**What is asked**
Scan the data below. Pull out each line where "JSON" occurs.

**Given records**

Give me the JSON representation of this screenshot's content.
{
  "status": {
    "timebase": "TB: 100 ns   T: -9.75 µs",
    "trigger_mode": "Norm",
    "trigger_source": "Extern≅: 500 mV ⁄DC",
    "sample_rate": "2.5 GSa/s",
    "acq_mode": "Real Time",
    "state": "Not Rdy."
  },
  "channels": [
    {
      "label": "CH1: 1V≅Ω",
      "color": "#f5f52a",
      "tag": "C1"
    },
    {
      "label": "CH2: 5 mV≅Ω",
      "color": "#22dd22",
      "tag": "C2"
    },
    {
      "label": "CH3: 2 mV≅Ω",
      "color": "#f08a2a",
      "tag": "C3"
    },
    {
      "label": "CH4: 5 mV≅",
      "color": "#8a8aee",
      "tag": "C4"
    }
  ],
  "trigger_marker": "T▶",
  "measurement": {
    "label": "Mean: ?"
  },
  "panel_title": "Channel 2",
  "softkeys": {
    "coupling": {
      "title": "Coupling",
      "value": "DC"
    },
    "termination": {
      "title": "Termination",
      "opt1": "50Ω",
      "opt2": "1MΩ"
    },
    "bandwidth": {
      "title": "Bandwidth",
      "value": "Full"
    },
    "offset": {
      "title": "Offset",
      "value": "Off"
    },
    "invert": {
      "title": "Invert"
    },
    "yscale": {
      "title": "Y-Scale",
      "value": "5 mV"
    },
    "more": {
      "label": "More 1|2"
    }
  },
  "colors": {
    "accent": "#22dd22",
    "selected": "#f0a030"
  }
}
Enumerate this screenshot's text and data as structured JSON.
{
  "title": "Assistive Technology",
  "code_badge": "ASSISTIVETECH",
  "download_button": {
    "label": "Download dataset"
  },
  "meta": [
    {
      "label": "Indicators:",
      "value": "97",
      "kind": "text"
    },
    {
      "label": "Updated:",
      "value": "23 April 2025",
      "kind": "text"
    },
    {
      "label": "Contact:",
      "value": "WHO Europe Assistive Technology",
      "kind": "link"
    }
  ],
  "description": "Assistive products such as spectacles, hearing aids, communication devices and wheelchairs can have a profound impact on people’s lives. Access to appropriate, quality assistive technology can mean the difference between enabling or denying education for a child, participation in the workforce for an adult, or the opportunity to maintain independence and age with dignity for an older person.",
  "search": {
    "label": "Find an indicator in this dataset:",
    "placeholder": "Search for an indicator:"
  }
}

**Solution to this task**
Give me the JSON representation of this screenshot's content.
Enumerate this screenshot's text and data as structured JSON.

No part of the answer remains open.